Please copy each line of the data below that contains the string "series". Matching is case-sensitive.
— START EXTRACTED INFORMATION —
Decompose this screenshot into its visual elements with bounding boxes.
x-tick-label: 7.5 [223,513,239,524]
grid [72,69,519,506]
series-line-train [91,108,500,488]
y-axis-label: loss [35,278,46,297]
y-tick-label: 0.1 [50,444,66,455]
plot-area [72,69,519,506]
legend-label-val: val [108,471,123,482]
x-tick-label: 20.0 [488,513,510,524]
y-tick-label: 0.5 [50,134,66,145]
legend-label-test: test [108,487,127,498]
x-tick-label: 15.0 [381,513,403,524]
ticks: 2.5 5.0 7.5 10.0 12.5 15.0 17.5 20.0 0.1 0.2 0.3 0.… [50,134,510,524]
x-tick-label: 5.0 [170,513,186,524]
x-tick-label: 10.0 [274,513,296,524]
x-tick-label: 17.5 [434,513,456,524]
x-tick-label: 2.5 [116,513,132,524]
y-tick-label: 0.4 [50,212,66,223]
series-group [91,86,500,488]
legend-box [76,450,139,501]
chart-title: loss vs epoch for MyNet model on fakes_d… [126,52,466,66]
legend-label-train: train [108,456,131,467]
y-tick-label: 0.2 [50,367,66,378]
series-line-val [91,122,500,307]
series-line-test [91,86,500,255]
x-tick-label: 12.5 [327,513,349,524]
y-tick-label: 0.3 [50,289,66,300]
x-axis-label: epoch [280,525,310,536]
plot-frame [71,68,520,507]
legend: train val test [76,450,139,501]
— END EXTRACTED INFORMATION —
TASK OUTPUT:
series-line-train [91,108,500,488]
series-group [91,86,500,488]
series-line-val [91,122,500,307]
series-line-test [91,86,500,255]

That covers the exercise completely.